--- start Record excerpts ---

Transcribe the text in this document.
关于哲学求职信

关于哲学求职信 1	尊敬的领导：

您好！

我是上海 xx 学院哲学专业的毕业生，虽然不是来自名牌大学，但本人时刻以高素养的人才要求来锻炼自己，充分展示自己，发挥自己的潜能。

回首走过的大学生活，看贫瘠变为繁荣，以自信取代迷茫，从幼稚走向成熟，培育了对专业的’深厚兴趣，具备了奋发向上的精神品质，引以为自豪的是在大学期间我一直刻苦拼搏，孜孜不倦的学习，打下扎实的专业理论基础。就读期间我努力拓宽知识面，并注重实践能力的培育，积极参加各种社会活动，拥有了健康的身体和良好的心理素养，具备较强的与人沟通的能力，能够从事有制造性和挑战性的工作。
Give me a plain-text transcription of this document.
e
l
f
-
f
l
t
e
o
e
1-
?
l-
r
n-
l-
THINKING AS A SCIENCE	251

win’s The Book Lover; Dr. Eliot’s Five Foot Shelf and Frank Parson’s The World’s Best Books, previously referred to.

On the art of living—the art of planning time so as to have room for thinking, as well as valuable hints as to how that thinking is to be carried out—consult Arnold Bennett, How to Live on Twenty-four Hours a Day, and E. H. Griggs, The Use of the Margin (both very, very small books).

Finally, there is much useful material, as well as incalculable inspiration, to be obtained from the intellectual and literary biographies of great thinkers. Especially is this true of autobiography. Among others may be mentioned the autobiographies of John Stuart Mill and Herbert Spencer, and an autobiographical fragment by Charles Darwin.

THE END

--- end Record excerpts ---

Exercise
Copy each line of the records containing the string "text".

Written answer
Transcribe the text in this document.
Give me a plain-text transcription of this document.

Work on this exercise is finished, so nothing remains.